▸ **WRITTEN INSTRUCTION**
Pull out every line containing the string "type".

:::

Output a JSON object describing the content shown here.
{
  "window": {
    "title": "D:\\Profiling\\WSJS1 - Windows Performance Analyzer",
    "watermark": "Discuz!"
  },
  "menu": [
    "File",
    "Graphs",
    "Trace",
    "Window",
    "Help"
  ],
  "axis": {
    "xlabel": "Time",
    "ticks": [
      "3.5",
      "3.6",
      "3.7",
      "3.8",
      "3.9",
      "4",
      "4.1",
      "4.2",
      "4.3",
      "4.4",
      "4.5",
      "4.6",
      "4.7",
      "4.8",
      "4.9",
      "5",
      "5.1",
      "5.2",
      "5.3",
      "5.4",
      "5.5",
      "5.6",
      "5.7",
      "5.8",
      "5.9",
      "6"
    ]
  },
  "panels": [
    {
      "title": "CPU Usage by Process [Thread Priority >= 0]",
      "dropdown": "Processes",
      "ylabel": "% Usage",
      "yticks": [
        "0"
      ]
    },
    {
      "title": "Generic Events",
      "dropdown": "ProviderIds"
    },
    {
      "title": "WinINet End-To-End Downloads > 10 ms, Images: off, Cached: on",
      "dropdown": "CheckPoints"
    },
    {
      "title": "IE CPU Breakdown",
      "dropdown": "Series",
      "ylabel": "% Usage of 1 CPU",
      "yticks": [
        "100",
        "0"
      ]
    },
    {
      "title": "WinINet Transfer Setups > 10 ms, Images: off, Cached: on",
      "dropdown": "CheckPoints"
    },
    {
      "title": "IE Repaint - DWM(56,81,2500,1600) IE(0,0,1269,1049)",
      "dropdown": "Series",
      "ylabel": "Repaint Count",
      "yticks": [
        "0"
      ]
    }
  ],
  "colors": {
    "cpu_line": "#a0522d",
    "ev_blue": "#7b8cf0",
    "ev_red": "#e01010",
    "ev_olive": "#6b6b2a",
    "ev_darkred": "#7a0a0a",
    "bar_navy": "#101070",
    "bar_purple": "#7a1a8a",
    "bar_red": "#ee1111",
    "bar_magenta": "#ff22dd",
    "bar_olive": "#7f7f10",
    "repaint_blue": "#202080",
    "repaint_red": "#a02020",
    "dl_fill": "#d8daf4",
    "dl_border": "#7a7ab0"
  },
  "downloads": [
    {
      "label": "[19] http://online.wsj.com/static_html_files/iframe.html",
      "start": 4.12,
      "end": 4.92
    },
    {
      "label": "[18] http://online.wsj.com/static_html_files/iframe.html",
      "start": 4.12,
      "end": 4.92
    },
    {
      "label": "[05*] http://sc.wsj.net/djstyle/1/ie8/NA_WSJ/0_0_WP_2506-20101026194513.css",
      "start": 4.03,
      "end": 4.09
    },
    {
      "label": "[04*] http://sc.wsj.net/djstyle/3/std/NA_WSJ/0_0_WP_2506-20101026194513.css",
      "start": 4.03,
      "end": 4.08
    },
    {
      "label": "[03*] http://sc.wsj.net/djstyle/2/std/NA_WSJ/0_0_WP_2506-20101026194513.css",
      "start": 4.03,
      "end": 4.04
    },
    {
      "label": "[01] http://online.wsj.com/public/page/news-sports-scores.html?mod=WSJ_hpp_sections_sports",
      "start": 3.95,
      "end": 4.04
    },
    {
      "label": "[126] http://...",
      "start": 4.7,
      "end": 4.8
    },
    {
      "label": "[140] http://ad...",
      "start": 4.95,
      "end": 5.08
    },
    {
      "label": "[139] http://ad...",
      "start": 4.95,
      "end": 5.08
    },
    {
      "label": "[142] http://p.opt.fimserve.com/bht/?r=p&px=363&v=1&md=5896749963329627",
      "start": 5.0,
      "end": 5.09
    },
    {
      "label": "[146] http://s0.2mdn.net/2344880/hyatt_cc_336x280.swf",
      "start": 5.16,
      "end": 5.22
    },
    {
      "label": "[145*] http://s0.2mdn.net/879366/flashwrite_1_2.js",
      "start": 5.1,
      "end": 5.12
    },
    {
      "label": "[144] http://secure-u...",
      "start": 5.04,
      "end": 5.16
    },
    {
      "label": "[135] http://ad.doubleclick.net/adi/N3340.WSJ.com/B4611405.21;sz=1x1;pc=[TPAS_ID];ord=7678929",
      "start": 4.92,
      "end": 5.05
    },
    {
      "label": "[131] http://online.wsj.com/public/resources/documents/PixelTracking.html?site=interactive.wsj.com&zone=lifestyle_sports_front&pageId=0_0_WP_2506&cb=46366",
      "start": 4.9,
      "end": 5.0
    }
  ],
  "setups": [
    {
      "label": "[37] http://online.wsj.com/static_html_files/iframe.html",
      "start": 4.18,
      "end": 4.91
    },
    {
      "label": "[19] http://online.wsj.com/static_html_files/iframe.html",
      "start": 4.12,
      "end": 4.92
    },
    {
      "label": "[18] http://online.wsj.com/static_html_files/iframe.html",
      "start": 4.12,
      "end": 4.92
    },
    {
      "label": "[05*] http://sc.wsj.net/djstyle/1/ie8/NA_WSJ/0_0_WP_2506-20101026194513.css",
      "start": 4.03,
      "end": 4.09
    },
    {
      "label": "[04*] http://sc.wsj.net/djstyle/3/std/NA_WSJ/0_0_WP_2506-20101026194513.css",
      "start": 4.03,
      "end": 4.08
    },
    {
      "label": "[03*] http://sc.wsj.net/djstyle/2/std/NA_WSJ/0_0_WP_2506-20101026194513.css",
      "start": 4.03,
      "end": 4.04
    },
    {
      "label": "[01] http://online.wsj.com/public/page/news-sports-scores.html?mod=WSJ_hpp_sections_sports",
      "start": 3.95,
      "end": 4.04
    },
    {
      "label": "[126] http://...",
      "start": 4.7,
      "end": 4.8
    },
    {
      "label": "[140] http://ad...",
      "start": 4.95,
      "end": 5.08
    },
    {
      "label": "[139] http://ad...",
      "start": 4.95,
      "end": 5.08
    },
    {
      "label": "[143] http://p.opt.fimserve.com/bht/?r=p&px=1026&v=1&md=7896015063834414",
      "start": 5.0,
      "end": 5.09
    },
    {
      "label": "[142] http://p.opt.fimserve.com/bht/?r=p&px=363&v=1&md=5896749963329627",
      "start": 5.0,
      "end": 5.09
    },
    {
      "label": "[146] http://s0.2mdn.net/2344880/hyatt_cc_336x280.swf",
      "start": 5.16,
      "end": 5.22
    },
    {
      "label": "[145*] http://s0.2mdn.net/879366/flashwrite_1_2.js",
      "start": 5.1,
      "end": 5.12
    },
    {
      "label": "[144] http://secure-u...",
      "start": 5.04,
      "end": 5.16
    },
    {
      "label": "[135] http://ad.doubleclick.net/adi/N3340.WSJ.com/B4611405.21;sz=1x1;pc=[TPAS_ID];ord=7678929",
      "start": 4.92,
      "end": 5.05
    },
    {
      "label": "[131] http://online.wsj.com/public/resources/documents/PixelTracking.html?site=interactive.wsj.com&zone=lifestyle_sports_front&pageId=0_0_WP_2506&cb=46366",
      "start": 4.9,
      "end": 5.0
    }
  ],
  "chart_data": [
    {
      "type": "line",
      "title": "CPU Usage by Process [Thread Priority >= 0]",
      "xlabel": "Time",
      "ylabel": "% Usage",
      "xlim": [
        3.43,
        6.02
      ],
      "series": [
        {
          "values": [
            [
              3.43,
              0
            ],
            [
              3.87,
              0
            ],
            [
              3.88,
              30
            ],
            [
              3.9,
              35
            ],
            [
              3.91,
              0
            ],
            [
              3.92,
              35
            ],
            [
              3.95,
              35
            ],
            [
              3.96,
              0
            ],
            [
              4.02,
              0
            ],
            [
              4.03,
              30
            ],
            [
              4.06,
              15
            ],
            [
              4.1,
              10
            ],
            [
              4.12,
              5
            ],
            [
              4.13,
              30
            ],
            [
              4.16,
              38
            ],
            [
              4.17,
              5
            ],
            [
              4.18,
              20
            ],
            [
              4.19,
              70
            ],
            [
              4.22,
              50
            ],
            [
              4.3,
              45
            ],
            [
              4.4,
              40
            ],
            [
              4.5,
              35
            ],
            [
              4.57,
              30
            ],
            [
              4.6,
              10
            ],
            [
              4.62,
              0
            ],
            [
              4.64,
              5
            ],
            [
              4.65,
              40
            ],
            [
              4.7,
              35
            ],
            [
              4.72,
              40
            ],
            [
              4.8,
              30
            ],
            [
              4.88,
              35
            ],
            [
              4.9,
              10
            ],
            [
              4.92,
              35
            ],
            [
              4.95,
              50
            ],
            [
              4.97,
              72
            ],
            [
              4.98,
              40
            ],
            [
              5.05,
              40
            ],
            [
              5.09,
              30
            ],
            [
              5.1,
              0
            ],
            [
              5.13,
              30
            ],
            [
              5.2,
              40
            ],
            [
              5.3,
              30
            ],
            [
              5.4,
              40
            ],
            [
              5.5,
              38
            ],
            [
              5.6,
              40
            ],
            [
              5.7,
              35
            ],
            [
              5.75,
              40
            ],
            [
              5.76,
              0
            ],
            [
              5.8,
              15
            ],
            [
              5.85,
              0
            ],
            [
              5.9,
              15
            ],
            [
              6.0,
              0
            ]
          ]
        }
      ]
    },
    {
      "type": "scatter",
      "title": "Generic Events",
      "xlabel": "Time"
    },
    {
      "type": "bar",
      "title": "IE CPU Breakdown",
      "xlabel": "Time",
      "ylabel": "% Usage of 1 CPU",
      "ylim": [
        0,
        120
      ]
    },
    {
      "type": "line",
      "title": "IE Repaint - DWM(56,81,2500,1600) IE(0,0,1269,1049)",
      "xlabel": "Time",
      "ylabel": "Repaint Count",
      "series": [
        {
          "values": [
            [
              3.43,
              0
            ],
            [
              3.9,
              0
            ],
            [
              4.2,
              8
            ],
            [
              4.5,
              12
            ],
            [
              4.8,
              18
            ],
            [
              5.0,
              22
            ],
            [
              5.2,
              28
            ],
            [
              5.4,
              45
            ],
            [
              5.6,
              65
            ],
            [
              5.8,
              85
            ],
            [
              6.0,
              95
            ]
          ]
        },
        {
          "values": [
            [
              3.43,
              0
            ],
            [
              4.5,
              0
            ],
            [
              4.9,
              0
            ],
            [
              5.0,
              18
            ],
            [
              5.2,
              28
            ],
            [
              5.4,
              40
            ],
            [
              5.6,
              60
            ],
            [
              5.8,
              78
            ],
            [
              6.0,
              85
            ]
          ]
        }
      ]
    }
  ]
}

:::

▸ **SOLUTION TO THE EXERCISE**
      "type": "line",
      "type": "scatter",
      "type": "bar",
      "type": "line",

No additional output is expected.